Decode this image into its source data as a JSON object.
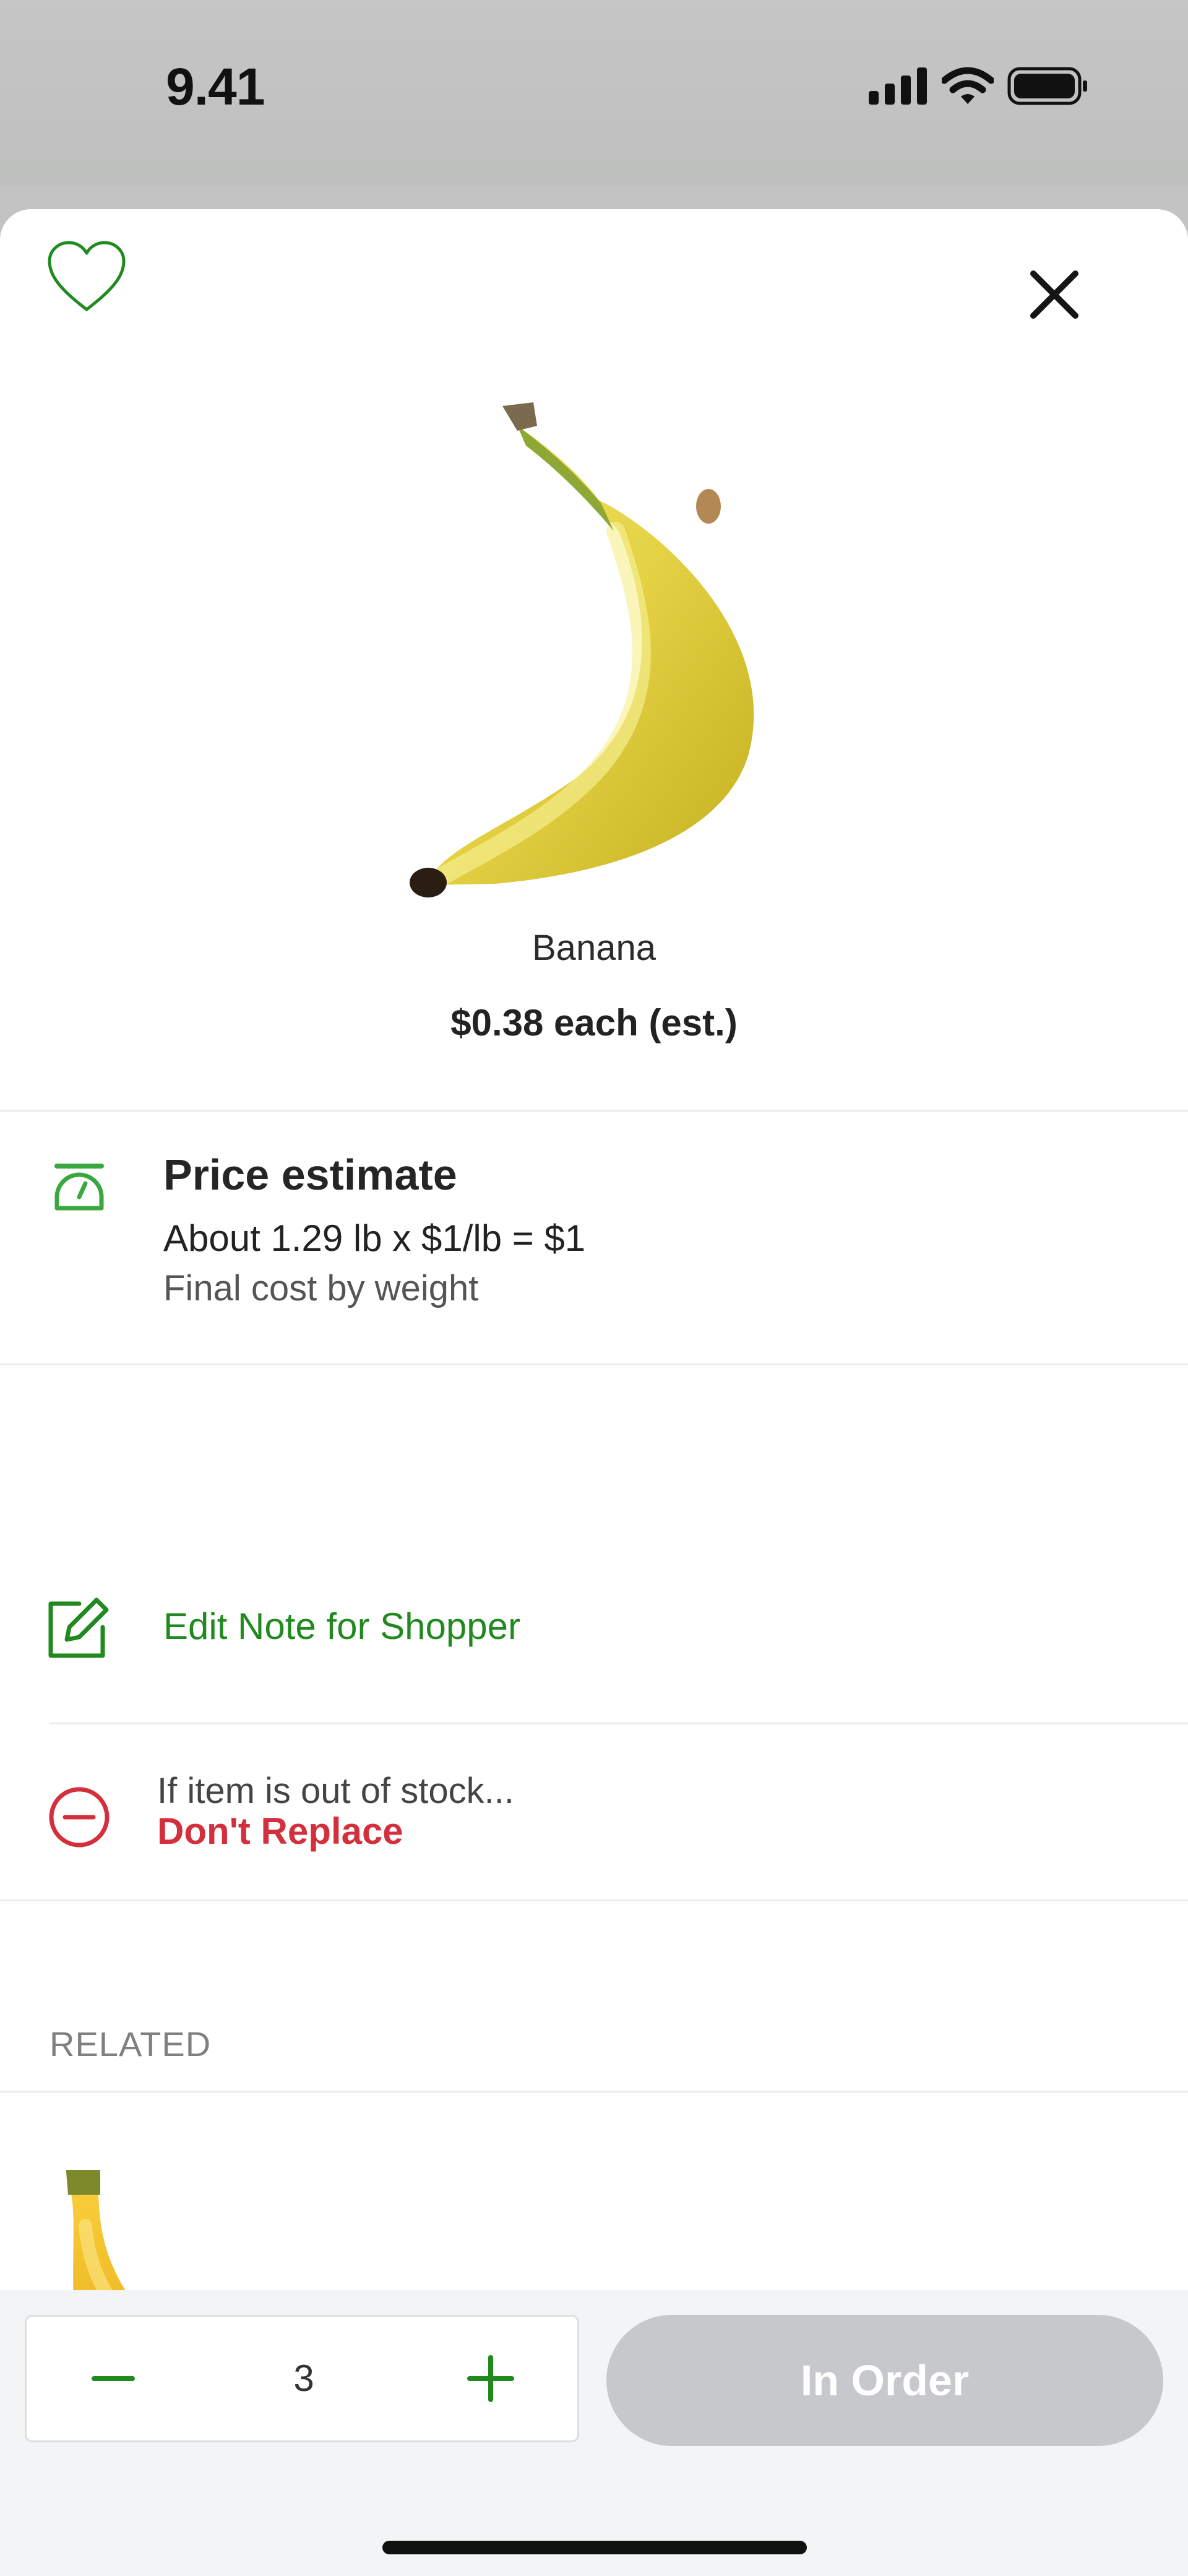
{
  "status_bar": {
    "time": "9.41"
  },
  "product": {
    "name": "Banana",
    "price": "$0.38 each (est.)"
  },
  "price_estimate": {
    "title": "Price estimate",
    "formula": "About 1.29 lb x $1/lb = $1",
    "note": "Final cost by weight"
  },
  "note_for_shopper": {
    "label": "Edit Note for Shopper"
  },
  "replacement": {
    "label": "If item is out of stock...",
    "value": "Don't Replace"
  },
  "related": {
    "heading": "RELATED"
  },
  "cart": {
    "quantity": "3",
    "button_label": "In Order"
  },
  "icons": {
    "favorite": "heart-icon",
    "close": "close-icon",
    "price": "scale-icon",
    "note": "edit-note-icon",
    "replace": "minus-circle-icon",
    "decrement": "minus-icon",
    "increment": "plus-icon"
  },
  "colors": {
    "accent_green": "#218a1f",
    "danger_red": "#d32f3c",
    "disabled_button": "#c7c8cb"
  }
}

────────────────────────────────────────

**Aim**.
Leave out the pictures, and give all the records again exactly.

**Exercise answer**.
Decode this image into its source data as a JSON object.
{
  "status_bar": {
    "time": "9.41"
  },
  "product": {
    "name": "Banana",
    "price": "$0.38 each (est.)"
  },
  "price_estimate": {
    "title": "Price estimate",
    "formula": "About 1.29 lb x $1/lb = $1",
    "note": "Final cost by weight"
  },
  "note_for_shopper": {
    "label": "Edit Note for Shopper"
  },
  "replacement": {
    "label": "If item is out of stock...",
    "value": "Don't Replace"
  },
  "related": {
    "heading": "RELATED"
  },
  "cart": {
    "quantity": "3",
    "button_label": "In Order"
  },
  "icons": {
    "favorite": "heart-icon",
    "close": "close-icon",
    "price": "scale-icon",
    "note": "edit-note-icon",
    "replace": "minus-circle-icon",
    "decrement": "minus-icon",
    "increment": "plus-icon"
  },
  "colors": {
    "accent_green": "#218a1f",
    "danger_red": "#d32f3c",
    "disabled_button": "#c7c8cb"
  }
}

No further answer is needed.